[WRITTEN INSTRUCTION]
Reproduce the following material exactly, including every line.

— BEGIN MATERIAL TO PROCESS —

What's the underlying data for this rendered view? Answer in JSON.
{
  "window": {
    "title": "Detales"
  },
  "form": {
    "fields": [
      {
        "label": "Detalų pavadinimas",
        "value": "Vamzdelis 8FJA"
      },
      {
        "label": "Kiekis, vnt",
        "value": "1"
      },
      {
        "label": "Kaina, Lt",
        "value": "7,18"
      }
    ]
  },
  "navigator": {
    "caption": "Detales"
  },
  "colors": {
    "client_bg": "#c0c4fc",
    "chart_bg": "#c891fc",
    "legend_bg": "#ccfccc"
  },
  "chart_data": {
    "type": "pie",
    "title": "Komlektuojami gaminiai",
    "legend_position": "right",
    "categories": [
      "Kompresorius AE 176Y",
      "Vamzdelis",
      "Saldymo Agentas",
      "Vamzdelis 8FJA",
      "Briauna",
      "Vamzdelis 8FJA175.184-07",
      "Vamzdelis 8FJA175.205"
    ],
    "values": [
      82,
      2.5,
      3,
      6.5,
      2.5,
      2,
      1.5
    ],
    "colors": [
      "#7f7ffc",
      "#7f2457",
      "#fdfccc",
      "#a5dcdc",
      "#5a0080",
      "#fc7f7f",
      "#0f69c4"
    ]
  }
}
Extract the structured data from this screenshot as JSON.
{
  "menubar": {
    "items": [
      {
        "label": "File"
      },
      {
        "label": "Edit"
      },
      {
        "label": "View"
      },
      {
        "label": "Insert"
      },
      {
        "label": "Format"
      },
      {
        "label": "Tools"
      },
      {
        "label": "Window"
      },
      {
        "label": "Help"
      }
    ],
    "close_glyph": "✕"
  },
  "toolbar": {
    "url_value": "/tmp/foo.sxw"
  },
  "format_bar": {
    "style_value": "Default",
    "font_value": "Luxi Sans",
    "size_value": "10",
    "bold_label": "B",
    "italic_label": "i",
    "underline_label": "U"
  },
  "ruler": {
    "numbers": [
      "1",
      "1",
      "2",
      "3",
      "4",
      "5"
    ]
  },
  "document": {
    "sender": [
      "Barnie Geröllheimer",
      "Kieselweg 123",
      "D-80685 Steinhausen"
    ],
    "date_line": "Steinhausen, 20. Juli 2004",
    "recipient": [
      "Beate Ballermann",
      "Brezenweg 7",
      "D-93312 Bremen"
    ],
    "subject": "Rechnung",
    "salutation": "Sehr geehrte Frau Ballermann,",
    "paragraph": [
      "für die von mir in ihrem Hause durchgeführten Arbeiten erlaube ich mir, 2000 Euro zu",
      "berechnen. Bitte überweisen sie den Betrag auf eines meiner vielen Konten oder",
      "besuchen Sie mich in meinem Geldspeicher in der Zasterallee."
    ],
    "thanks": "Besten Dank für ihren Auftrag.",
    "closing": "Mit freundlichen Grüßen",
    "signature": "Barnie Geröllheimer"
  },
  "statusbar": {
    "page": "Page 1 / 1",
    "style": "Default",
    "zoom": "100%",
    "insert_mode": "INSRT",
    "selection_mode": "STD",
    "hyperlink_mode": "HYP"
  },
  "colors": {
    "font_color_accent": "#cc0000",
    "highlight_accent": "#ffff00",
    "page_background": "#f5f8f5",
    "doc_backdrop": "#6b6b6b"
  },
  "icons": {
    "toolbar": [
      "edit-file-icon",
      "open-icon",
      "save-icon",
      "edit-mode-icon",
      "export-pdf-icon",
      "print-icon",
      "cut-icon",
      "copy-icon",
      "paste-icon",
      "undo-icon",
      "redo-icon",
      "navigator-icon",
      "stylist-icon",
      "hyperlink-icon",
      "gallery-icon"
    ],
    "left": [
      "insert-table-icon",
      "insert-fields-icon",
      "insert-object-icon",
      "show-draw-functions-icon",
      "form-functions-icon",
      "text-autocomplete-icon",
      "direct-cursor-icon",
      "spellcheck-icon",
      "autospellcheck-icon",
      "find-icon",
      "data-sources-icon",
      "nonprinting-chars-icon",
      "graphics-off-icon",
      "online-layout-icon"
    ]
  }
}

— END MATERIAL TO PROCESS —

[RESPONSE]
What's the underlying data for this rendered view? Answer in JSON.
{
  "window": {
    "title": "Detales"
  },
  "form": {
    "fields": [
      {
        "label": "Detalų pavadinimas",
        "value": "Vamzdelis 8FJA"
      },
      {
        "label": "Kiekis, vnt",
        "value": "1"
      },
      {
        "label": "Kaina, Lt",
        "value": "7,18"
      }
    ]
  },
  "navigator": {
    "caption": "Detales"
  },
  "colors": {
    "client_bg": "#c0c4fc",
    "chart_bg": "#c891fc",
    "legend_bg": "#ccfccc"
  },
  "chart_data": {
    "type": "pie",
    "title": "Komlektuojami gaminiai",
    "legend_position": "right",
    "categories": [
      "Kompresorius AE 176Y",
      "Vamzdelis",
      "Saldymo Agentas",
      "Vamzdelis 8FJA",
      "Briauna",
      "Vamzdelis 8FJA175.184-07",
      "Vamzdelis 8FJA175.205"
    ],
    "values": [
      82,
      2.5,
      3,
      6.5,
      2.5,
      2,
      1.5
    ],
    "colors": [
      "#7f7ffc",
      "#7f2457",
      "#fdfccc",
      "#a5dcdc",
      "#5a0080",
      "#fc7f7f",
      "#0f69c4"
    ]
  }
}
Extract the structured data from this screenshot as JSON.
{
  "menubar": {
    "items": [
      {
        "label": "File"
      },
      {
        "label": "Edit"
      },
      {
        "label": "View"
      },
      {
        "label": "Insert"
      },
      {
        "label": "Format"
      },
      {
        "label": "Tools"
      },
      {
        "label": "Window"
      },
      {
        "label": "Help"
      }
    ],
    "close_glyph": "✕"
  },
  "toolbar": {
    "url_value": "/tmp/foo.sxw"
  },
  "format_bar": {
    "style_value": "Default",
    "font_value": "Luxi Sans",
    "size_value": "10",
    "bold_label": "B",
    "italic_label": "i",
    "underline_label": "U"
  },
  "ruler": {
    "numbers": [
      "1",
      "1",
      "2",
      "3",
      "4",
      "5"
    ]
  },
  "document": {
    "sender": [
      "Barnie Geröllheimer",
      "Kieselweg 123",
      "D-80685 Steinhausen"
    ],
    "date_line": "Steinhausen, 20. Juli 2004",
    "recipient": [
      "Beate Ballermann",
      "Brezenweg 7",
      "D-93312 Bremen"
    ],
    "subject": "Rechnung",
    "salutation": "Sehr geehrte Frau Ballermann,",
    "paragraph": [
      "für die von mir in ihrem Hause durchgeführten Arbeiten erlaube ich mir, 2000 Euro zu",
      "berechnen. Bitte überweisen sie den Betrag auf eines meiner vielen Konten oder",
      "besuchen Sie mich in meinem Geldspeicher in der Zasterallee."
    ],
    "thanks": "Besten Dank für ihren Auftrag.",
    "closing": "Mit freundlichen Grüßen",
    "signature": "Barnie Geröllheimer"
  },
  "statusbar": {
    "page": "Page 1 / 1",
    "style": "Default",
    "zoom": "100%",
    "insert_mode": "INSRT",
    "selection_mode": "STD",
    "hyperlink_mode": "HYP"
  },
  "colors": {
    "font_color_accent": "#cc0000",
    "highlight_accent": "#ffff00",
    "page_background": "#f5f8f5",
    "doc_backdrop": "#6b6b6b"
  },
  "icons": {
    "toolbar": [
      "edit-file-icon",
      "open-icon",
      "save-icon",
      "edit-mode-icon",
      "export-pdf-icon",
      "print-icon",
      "cut-icon",
      "copy-icon",
      "paste-icon",
      "undo-icon",
      "redo-icon",
      "navigator-icon",
      "stylist-icon",
      "hyperlink-icon",
      "gallery-icon"
    ],
    "left": [
      "insert-table-icon",
      "insert-fields-icon",
      "insert-object-icon",
      "show-draw-functions-icon",
      "form-functions-icon",
      "text-autocomplete-icon",
      "direct-cursor-icon",
      "spellcheck-icon",
      "autospellcheck-icon",
      "find-icon",
      "data-sources-icon",
      "nonprinting-chars-icon",
      "graphics-off-icon",
      "online-layout-icon"
    ]
  }
}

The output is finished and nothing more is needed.